CHALLENGE – Locate each line holding the string "shall" and copy it.

RAW DATA –
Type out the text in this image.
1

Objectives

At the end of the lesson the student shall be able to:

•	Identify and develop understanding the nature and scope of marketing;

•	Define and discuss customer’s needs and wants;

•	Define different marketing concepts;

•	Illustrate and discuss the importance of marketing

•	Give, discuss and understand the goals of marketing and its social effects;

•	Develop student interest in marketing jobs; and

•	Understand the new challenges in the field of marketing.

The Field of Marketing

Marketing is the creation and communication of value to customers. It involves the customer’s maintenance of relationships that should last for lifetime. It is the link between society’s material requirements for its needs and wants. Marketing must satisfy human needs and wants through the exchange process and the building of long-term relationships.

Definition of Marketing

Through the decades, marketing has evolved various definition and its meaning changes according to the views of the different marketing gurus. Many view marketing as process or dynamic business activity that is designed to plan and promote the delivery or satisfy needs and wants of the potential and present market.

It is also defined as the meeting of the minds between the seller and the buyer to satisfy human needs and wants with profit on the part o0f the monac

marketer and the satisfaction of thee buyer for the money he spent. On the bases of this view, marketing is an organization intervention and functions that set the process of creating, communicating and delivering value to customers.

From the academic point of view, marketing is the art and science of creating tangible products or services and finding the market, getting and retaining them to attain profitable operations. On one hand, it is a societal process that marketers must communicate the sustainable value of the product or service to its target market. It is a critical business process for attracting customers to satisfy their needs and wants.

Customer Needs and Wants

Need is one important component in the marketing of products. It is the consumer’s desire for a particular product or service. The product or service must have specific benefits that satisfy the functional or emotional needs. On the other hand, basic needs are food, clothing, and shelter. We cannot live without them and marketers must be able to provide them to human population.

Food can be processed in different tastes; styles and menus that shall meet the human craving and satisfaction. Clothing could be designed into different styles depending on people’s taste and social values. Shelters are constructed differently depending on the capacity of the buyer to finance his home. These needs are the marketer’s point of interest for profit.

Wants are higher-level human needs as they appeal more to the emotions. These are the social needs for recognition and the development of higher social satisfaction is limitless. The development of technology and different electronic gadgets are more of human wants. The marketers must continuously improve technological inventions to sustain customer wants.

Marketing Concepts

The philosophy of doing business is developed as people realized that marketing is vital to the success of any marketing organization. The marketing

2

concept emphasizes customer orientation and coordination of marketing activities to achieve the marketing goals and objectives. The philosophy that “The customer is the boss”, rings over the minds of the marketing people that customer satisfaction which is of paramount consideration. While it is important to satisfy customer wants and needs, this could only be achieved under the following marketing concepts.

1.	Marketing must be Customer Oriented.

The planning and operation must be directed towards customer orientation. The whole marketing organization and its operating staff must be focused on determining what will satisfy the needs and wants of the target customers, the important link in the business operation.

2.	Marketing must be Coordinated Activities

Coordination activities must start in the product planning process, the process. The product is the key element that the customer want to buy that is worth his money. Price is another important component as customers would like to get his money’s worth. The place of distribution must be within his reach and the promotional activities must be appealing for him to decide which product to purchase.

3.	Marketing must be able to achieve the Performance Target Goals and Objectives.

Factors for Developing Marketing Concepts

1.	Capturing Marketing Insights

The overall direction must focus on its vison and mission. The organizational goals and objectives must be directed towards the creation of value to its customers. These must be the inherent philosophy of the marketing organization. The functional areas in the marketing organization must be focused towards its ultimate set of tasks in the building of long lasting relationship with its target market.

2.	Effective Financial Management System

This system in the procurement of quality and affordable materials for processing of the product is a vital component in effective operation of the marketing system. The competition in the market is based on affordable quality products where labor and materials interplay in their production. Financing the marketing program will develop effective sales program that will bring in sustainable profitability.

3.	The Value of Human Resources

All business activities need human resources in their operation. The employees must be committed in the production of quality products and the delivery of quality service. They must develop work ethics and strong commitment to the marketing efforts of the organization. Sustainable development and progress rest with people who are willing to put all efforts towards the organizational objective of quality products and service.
* * *
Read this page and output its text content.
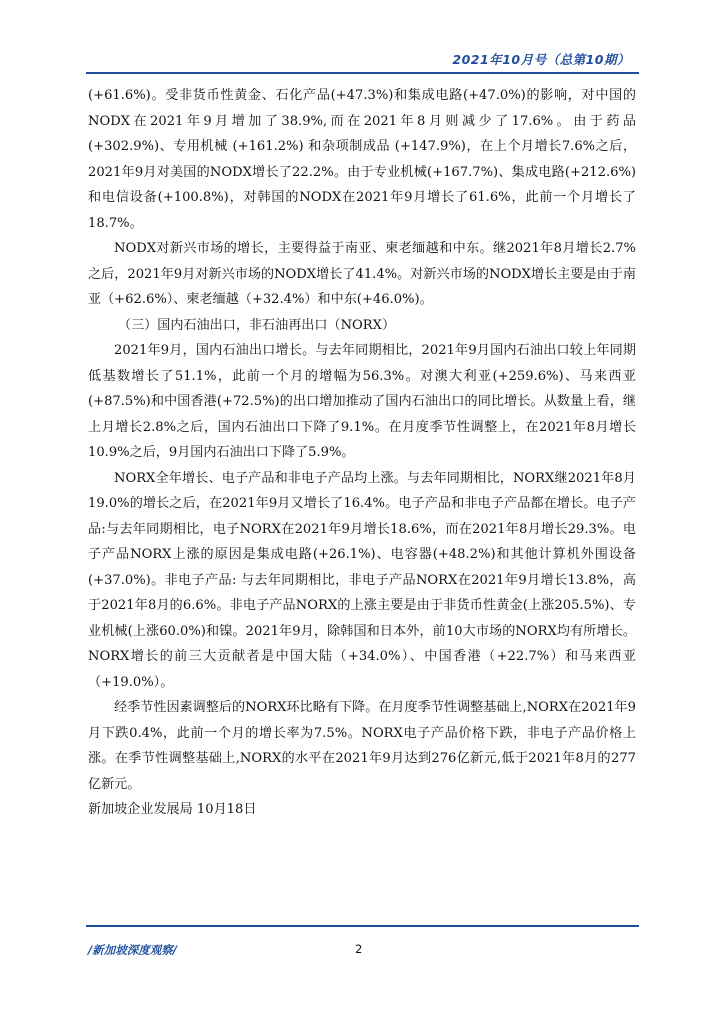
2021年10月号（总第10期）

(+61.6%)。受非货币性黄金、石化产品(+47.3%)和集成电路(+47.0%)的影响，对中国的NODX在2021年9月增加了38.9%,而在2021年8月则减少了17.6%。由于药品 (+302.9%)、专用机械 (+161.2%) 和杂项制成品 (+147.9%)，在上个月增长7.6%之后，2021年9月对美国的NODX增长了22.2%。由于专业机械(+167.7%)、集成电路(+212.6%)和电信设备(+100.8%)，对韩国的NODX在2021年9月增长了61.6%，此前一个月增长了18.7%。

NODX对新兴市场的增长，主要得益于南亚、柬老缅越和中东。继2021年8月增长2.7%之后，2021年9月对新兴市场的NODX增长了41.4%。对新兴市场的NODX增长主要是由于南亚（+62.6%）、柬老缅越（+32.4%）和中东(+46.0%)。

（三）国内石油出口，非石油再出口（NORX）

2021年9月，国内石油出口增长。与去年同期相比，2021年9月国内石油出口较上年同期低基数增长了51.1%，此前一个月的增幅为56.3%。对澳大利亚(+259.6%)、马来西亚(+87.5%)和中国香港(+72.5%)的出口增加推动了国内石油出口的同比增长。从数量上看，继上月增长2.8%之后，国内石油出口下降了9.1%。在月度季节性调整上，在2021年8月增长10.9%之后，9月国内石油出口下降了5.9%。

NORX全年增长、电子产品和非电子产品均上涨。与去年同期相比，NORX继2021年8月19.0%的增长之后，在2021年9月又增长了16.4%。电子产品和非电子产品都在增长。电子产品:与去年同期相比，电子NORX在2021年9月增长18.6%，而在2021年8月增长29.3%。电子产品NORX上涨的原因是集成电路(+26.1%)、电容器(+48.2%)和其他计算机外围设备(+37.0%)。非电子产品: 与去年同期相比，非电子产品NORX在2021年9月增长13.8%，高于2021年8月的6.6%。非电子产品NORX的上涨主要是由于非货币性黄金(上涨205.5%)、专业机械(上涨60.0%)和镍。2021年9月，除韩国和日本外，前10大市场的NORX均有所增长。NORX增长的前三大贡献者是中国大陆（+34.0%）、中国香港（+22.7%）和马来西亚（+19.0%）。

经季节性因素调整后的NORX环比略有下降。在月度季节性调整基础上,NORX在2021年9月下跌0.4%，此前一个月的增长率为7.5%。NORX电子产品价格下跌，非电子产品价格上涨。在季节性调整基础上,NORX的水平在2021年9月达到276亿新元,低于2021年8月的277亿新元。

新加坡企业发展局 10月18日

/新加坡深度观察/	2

SOLUTION BELOW –
At the end of the lesson the student shall be able to:
Food can be processed in different tastes; styles and menus that shall meet the human craving and satisfaction. Clothing could be designed into different styles depending on people’s taste and social values. Shelters are constructed differently depending on the capacity of the buyer to finance his home. These needs are the marketer’s point of interest for profit.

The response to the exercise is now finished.